§ What needs to be done: Take each line containing the word "JSON" and copy it.

___ Data provided ___

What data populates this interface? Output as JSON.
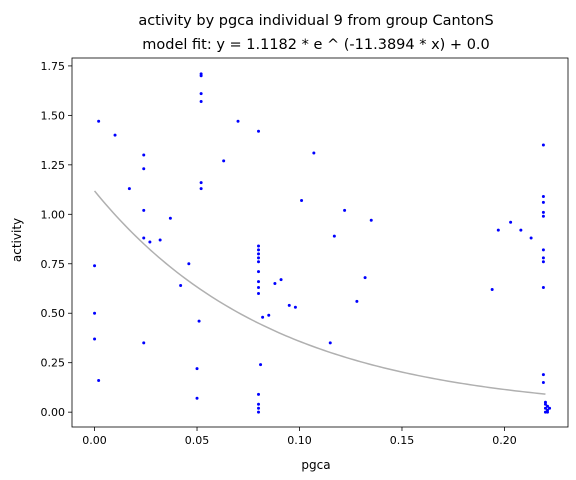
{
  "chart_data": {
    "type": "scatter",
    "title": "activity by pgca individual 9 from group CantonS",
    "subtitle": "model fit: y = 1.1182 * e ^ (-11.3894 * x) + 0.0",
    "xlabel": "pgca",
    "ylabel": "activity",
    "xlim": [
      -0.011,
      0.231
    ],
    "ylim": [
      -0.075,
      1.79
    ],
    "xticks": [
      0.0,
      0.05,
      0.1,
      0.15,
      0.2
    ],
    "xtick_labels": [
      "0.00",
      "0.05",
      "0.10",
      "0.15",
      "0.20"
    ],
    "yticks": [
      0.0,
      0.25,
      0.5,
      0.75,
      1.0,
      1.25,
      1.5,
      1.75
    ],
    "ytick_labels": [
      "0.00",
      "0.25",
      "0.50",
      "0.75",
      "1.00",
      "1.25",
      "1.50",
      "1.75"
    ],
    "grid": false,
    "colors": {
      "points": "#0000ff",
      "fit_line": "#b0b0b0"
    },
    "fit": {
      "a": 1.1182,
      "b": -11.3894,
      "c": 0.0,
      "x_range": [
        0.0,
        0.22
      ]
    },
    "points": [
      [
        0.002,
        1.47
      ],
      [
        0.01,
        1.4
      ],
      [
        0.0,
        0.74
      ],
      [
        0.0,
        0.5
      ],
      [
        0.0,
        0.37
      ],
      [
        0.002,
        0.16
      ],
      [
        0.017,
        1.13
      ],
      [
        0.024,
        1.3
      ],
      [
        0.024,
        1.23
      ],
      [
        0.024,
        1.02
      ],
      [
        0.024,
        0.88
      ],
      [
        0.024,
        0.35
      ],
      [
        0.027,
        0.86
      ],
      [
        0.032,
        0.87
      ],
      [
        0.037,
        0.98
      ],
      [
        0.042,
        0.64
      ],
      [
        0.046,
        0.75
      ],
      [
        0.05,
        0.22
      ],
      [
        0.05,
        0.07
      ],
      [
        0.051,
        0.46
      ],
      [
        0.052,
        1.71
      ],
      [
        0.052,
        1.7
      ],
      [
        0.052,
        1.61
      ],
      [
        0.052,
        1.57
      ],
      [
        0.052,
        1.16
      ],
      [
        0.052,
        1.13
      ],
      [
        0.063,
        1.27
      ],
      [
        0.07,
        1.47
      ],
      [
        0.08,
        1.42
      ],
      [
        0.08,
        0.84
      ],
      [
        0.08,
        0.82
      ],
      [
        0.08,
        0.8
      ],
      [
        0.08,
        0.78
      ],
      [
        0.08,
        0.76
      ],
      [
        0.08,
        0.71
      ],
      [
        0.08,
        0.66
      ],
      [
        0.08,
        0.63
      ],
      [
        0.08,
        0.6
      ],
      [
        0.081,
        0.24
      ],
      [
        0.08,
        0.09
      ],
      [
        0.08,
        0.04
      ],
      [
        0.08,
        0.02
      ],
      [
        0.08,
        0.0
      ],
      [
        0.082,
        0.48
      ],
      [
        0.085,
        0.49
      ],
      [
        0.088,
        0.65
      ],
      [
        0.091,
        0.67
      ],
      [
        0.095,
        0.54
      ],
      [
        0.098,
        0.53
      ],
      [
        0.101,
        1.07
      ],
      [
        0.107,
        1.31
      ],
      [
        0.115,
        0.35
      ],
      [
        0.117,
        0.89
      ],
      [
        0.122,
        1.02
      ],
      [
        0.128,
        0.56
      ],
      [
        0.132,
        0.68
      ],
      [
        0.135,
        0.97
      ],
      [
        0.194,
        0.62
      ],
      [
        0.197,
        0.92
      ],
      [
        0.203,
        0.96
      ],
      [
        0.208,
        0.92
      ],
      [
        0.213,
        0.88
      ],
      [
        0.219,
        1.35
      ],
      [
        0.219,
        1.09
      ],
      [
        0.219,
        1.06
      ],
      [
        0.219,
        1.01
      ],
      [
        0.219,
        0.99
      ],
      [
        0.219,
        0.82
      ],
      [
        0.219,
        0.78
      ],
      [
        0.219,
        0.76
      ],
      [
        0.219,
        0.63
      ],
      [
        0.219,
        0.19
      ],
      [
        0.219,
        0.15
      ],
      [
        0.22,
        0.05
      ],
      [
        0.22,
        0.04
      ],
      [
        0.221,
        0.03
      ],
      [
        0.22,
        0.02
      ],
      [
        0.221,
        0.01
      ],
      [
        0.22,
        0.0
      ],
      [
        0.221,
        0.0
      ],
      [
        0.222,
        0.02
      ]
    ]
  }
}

___
___ Data provided ___

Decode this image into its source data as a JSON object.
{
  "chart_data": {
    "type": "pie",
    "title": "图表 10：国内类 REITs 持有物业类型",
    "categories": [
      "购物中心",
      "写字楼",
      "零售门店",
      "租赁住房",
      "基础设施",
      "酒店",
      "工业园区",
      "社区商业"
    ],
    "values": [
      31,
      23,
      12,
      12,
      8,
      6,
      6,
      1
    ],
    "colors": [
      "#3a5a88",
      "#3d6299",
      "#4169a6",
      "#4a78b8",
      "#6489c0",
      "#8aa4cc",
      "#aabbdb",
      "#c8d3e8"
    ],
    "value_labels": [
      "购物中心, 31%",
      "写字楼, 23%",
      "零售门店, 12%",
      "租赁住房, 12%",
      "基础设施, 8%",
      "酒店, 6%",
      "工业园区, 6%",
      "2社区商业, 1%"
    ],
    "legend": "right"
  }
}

___

§ Finished exercise:
What data populates this interface? Output as JSON.
Decode this image into its source data as a JSON object.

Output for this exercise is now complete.